**Exercise goal**: Return all of the entries exactly, with nothing added or left out.

--*--

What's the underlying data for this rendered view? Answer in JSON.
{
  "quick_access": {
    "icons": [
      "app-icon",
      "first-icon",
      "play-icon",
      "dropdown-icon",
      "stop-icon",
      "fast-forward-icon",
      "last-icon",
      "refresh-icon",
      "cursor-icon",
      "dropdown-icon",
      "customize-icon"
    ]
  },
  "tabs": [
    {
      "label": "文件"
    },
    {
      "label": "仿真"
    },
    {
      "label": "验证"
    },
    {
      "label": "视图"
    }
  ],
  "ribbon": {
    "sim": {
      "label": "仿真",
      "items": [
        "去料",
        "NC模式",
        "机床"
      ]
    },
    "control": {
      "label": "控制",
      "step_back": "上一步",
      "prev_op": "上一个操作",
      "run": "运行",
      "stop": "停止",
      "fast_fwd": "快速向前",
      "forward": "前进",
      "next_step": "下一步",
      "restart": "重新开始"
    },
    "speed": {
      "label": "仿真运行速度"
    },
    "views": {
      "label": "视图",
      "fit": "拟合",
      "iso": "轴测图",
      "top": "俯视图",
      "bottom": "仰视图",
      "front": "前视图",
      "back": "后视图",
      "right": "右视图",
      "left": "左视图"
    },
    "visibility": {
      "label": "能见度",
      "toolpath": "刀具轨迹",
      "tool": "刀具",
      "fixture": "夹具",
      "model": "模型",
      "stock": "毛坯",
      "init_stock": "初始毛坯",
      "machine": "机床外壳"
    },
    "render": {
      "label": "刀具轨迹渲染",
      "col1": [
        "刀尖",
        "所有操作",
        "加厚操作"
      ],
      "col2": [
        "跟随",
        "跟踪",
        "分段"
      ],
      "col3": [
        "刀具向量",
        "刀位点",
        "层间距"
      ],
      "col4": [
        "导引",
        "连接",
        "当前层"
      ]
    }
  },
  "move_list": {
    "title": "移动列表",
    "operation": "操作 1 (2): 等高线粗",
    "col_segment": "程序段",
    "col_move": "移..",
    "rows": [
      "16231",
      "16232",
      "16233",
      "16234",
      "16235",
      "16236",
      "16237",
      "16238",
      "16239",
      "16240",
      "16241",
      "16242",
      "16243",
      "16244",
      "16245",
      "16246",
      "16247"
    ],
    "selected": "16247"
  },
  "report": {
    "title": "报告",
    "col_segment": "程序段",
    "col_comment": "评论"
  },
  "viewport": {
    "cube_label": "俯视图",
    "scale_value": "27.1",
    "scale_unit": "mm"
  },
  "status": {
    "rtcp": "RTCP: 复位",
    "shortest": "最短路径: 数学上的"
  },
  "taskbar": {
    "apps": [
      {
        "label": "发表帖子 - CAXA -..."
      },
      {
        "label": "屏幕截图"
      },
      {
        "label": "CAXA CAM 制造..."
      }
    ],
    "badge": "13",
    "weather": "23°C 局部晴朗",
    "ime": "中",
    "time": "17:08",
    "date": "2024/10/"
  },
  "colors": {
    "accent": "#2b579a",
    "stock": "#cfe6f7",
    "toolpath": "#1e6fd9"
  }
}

--*--

**The result**:
What's the underlying data for this rendered view? Answer in JSON.
{
  "quick_access": {
    "icons": [
      "app-icon",
      "first-icon",
      "play-icon",
      "dropdown-icon",
      "stop-icon",
      "fast-forward-icon",
      "last-icon",
      "refresh-icon",
      "cursor-icon",
      "dropdown-icon",
      "customize-icon"
    ]
  },
  "tabs": [
    {
      "label": "文件"
    },
    {
      "label": "仿真"
    },
    {
      "label": "验证"
    },
    {
      "label": "视图"
    }
  ],
  "ribbon": {
    "sim": {
      "label": "仿真",
      "items": [
        "去料",
        "NC模式",
        "机床"
      ]
    },
    "control": {
      "label": "控制",
      "step_back": "上一步",
      "prev_op": "上一个操作",
      "run": "运行",
      "stop": "停止",
      "fast_fwd": "快速向前",
      "forward": "前进",
      "next_step": "下一步",
      "restart": "重新开始"
    },
    "speed": {
      "label": "仿真运行速度"
    },
    "views": {
      "label": "视图",
      "fit": "拟合",
      "iso": "轴测图",
      "top": "俯视图",
      "bottom": "仰视图",
      "front": "前视图",
      "back": "后视图",
      "right": "右视图",
      "left": "左视图"
    },
    "visibility": {
      "label": "能见度",
      "toolpath": "刀具轨迹",
      "tool": "刀具",
      "fixture": "夹具",
      "model": "模型",
      "stock": "毛坯",
      "init_stock": "初始毛坯",
      "machine": "机床外壳"
    },
    "render": {
      "label": "刀具轨迹渲染",
      "col1": [
        "刀尖",
        "所有操作",
        "加厚操作"
      ],
      "col2": [
        "跟随",
        "跟踪",
        "分段"
      ],
      "col3": [
        "刀具向量",
        "刀位点",
        "层间距"
      ],
      "col4": [
        "导引",
        "连接",
        "当前层"
      ]
    }
  },
  "move_list": {
    "title": "移动列表",
    "operation": "操作 1 (2): 等高线粗",
    "col_segment": "程序段",
    "col_move": "移..",
    "rows": [
      "16231",
      "16232",
      "16233",
      "16234",
      "16235",
      "16236",
      "16237",
      "16238",
      "16239",
      "16240",
      "16241",
      "16242",
      "16243",
      "16244",
      "16245",
      "16246",
      "16247"
    ],
    "selected": "16247"
  },
  "report": {
    "title": "报告",
    "col_segment": "程序段",
    "col_comment": "评论"
  },
  "viewport": {
    "cube_label": "俯视图",
    "scale_value": "27.1",
    "scale_unit": "mm"
  },
  "status": {
    "rtcp": "RTCP: 复位",
    "shortest": "最短路径: 数学上的"
  },
  "taskbar": {
    "apps": [
      {
        "label": "发表帖子 - CAXA -..."
      },
      {
        "label": "屏幕截图"
      },
      {
        "label": "CAXA CAM 制造..."
      }
    ],
    "badge": "13",
    "weather": "23°C 局部晴朗",
    "ime": "中",
    "time": "17:08",
    "date": "2024/10/"
  },
  "colors": {
    "accent": "#2b579a",
    "stock": "#cfe6f7",
    "toolpath": "#1e6fd9"
  }
}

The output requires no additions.